#### Requirement
Quote all of the data below exactly, please.

>> begin

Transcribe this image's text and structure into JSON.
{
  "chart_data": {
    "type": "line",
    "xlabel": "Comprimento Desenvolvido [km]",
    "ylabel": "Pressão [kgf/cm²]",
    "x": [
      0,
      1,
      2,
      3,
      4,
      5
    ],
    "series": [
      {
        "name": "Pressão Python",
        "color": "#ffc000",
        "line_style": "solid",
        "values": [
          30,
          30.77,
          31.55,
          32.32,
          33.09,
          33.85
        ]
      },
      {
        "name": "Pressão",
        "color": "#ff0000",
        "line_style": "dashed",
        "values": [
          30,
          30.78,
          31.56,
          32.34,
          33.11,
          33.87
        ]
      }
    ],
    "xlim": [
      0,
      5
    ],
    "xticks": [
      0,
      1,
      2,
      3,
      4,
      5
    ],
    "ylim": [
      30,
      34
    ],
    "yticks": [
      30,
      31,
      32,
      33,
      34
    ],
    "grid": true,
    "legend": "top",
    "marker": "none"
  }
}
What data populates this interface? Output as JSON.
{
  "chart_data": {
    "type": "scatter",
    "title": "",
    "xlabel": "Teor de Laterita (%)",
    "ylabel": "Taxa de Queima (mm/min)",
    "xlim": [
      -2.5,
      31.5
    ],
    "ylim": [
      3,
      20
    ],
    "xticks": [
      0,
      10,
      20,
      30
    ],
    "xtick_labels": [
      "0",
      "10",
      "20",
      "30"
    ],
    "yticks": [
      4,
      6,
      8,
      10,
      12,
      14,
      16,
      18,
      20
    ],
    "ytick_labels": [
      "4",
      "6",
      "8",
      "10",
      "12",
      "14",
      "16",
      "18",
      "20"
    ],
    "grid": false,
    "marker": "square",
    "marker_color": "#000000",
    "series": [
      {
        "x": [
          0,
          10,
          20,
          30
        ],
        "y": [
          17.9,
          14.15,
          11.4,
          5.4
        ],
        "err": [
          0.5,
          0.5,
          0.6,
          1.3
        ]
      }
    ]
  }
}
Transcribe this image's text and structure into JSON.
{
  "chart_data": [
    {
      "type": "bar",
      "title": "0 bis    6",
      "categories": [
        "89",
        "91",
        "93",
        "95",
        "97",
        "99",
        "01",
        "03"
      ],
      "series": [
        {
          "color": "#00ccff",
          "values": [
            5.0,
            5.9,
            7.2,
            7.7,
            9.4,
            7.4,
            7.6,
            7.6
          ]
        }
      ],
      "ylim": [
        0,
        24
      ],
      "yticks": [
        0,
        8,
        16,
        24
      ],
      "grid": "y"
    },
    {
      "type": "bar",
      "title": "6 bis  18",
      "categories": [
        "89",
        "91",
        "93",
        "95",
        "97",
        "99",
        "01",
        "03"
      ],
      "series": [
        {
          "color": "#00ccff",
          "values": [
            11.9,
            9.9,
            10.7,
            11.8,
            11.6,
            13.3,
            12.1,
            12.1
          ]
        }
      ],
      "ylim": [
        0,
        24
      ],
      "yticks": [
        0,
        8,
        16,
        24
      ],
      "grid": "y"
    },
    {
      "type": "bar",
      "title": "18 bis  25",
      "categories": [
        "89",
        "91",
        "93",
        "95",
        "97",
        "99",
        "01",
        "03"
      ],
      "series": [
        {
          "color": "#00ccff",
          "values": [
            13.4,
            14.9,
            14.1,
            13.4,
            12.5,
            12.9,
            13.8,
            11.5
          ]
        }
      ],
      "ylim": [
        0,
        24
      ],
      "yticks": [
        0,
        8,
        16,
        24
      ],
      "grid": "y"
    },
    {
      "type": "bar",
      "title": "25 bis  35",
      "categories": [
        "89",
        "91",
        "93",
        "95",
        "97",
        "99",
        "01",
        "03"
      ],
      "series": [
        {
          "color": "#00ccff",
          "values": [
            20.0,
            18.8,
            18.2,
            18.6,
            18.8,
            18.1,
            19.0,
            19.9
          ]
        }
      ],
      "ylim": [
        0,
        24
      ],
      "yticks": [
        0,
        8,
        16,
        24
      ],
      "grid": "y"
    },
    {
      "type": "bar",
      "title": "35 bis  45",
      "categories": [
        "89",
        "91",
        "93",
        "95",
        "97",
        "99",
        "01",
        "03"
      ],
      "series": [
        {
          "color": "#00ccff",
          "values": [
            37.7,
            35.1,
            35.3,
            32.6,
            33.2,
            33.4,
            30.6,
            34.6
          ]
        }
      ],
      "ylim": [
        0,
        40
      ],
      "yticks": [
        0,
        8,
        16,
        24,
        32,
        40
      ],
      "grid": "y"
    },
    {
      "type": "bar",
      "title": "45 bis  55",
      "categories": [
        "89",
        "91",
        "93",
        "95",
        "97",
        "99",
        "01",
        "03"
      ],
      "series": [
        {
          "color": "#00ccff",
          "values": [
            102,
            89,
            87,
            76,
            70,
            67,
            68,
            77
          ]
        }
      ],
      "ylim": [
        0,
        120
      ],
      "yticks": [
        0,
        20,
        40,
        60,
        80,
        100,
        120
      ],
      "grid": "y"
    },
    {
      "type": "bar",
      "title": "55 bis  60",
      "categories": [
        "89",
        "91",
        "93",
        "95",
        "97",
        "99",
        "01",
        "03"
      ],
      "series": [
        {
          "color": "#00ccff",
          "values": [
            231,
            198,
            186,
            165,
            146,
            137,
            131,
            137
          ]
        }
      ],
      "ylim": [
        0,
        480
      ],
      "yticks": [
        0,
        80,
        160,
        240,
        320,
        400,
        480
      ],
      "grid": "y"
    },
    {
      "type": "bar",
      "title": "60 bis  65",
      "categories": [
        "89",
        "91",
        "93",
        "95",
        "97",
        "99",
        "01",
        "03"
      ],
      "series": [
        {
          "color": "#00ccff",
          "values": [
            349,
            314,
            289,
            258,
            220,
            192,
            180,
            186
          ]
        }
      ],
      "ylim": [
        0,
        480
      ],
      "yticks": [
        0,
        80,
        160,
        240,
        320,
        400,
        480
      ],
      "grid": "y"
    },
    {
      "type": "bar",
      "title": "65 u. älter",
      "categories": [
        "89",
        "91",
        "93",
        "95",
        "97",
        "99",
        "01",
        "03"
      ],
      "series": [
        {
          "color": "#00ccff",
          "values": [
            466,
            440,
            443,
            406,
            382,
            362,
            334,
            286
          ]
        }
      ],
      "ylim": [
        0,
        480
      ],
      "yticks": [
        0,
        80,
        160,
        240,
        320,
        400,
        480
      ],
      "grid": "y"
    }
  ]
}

>> end

#### Output for this exercise
Transcribe this image's text and structure into JSON.
{
  "chart_data": {
    "type": "line",
    "xlabel": "Comprimento Desenvolvido [km]",
    "ylabel": "Pressão [kgf/cm²]",
    "x": [
      0,
      1,
      2,
      3,
      4,
      5
    ],
    "series": [
      {
        "name": "Pressão Python",
        "color": "#ffc000",
        "line_style": "solid",
        "values": [
          30,
          30.77,
          31.55,
          32.32,
          33.09,
          33.85
        ]
      },
      {
        "name": "Pressão",
        "color": "#ff0000",
        "line_style": "dashed",
        "values": [
          30,
          30.78,
          31.56,
          32.34,
          33.11,
          33.87
        ]
      }
    ],
    "xlim": [
      0,
      5
    ],
    "xticks": [
      0,
      1,
      2,
      3,
      4,
      5
    ],
    "ylim": [
      30,
      34
    ],
    "yticks": [
      30,
      31,
      32,
      33,
      34
    ],
    "grid": true,
    "legend": "top",
    "marker": "none"
  }
}
What data populates this interface? Output as JSON.
{
  "chart_data": {
    "type": "scatter",
    "title": "",
    "xlabel": "Teor de Laterita (%)",
    "ylabel": "Taxa de Queima (mm/min)",
    "xlim": [
      -2.5,
      31.5
    ],
    "ylim": [
      3,
      20
    ],
    "xticks": [
      0,
      10,
      20,
      30
    ],
    "xtick_labels": [
      "0",
      "10",
      "20",
      "30"
    ],
    "yticks": [
      4,
      6,
      8,
      10,
      12,
      14,
      16,
      18,
      20
    ],
    "ytick_labels": [
      "4",
      "6",
      "8",
      "10",
      "12",
      "14",
      "16",
      "18",
      "20"
    ],
    "grid": false,
    "marker": "square",
    "marker_color": "#000000",
    "series": [
      {
        "x": [
          0,
          10,
          20,
          30
        ],
        "y": [
          17.9,
          14.15,
          11.4,
          5.4
        ],
        "err": [
          0.5,
          0.5,
          0.6,
          1.3
        ]
      }
    ]
  }
}
Transcribe this image's text and structure into JSON.
{
  "chart_data": [
    {
      "type": "bar",
      "title": "0 bis    6",
      "categories": [
        "89",
        "91",
        "93",
        "95",
        "97",
        "99",
        "01",
        "03"
      ],
      "series": [
        {
          "color": "#00ccff",
          "values": [
            5.0,
            5.9,
            7.2,
            7.7,
            9.4,
            7.4,
            7.6,
            7.6
          ]
        }
      ],
      "ylim": [
        0,
        24
      ],
      "yticks": [
        0,
        8,
        16,
        24
      ],
      "grid": "y"
    },
    {
      "type": "bar",
      "title": "6 bis  18",
      "categories": [
        "89",
        "91",
        "93",
        "95",
        "97",
        "99",
        "01",
        "03"
      ],
      "series": [
        {
          "color": "#00ccff",
          "values": [
            11.9,
            9.9,
            10.7,
            11.8,
            11.6,
            13.3,
            12.1,
            12.1
          ]
        }
      ],
      "ylim": [
        0,
        24
      ],
      "yticks": [
        0,
        8,
        16,
        24
      ],
      "grid": "y"
    },
    {
      "type": "bar",
      "title": "18 bis  25",
      "categories": [
        "89",
        "91",
        "93",
        "95",
        "97",
        "99",
        "01",
        "03"
      ],
      "series": [
        {
          "color": "#00ccff",
          "values": [
            13.4,
            14.9,
            14.1,
            13.4,
            12.5,
            12.9,
            13.8,
            11.5
          ]
        }
      ],
      "ylim": [
        0,
        24
      ],
      "yticks": [
        0,
        8,
        16,
        24
      ],
      "grid": "y"
    },
    {
      "type": "bar",
      "title": "25 bis  35",
      "categories": [
        "89",
        "91",
        "93",
        "95",
        "97",
        "99",
        "01",
        "03"
      ],
      "series": [
        {
          "color": "#00ccff",
          "values": [
            20.0,
            18.8,
            18.2,
            18.6,
            18.8,
            18.1,
            19.0,
            19.9
          ]
        }
      ],
      "ylim": [
        0,
        24
      ],
      "yticks": [
        0,
        8,
        16,
        24
      ],
      "grid": "y"
    },
    {
      "type": "bar",
      "title": "35 bis  45",
      "categories": [
        "89",
        "91",
        "93",
        "95",
        "97",
        "99",
        "01",
        "03"
      ],
      "series": [
        {
          "color": "#00ccff",
          "values": [
            37.7,
            35.1,
            35.3,
            32.6,
            33.2,
            33.4,
            30.6,
            34.6
          ]
        }
      ],
      "ylim": [
        0,
        40
      ],
      "yticks": [
        0,
        8,
        16,
        24,
        32,
        40
      ],
      "grid": "y"
    },
    {
      "type": "bar",
      "title": "45 bis  55",
      "categories": [
        "89",
        "91",
        "93",
        "95",
        "97",
        "99",
        "01",
        "03"
      ],
      "series": [
        {
          "color": "#00ccff",
          "values": [
            102,
            89,
            87,
            76,
            70,
            67,
            68,
            77
          ]
        }
      ],
      "ylim": [
        0,
        120
      ],
      "yticks": [
        0,
        20,
        40,
        60,
        80,
        100,
        120
      ],
      "grid": "y"
    },
    {
      "type": "bar",
      "title": "55 bis  60",
      "categories": [
        "89",
        "91",
        "93",
        "95",
        "97",
        "99",
        "01",
        "03"
      ],
      "series": [
        {
          "color": "#00ccff",
          "values": [
            231,
            198,
            186,
            165,
            146,
            137,
            131,
            137
          ]
        }
      ],
      "ylim": [
        0,
        480
      ],
      "yticks": [
        0,
        80,
        160,
        240,
        320,
        400,
        480
      ],
      "grid": "y"
    },
    {
      "type": "bar",
      "title": "60 bis  65",
      "categories": [
        "89",
        "91",
        "93",
        "95",
        "97",
        "99",
        "01",
        "03"
      ],
      "series": [
        {
          "color": "#00ccff",
          "values": [
            349,
            314,
            289,
            258,
            220,
            192,
            180,
            186
          ]
        }
      ],
      "ylim": [
        0,
        480
      ],
      "yticks": [
        0,
        80,
        160,
        240,
        320,
        400,
        480
      ],
      "grid": "y"
    },
    {
      "type": "bar",
      "title": "65 u. älter",
      "categories": [
        "89",
        "91",
        "93",
        "95",
        "97",
        "99",
        "01",
        "03"
      ],
      "series": [
        {
          "color": "#00ccff",
          "values": [
            466,
            440,
            443,
            406,
            382,
            362,
            334,
            286
          ]
        }
      ],
      "ylim": [
        0,
        480
      ],
      "yticks": [
        0,
        80,
        160,
        240,
        320,
        400,
        480
      ],
      "grid": "y"
    }
  ]
}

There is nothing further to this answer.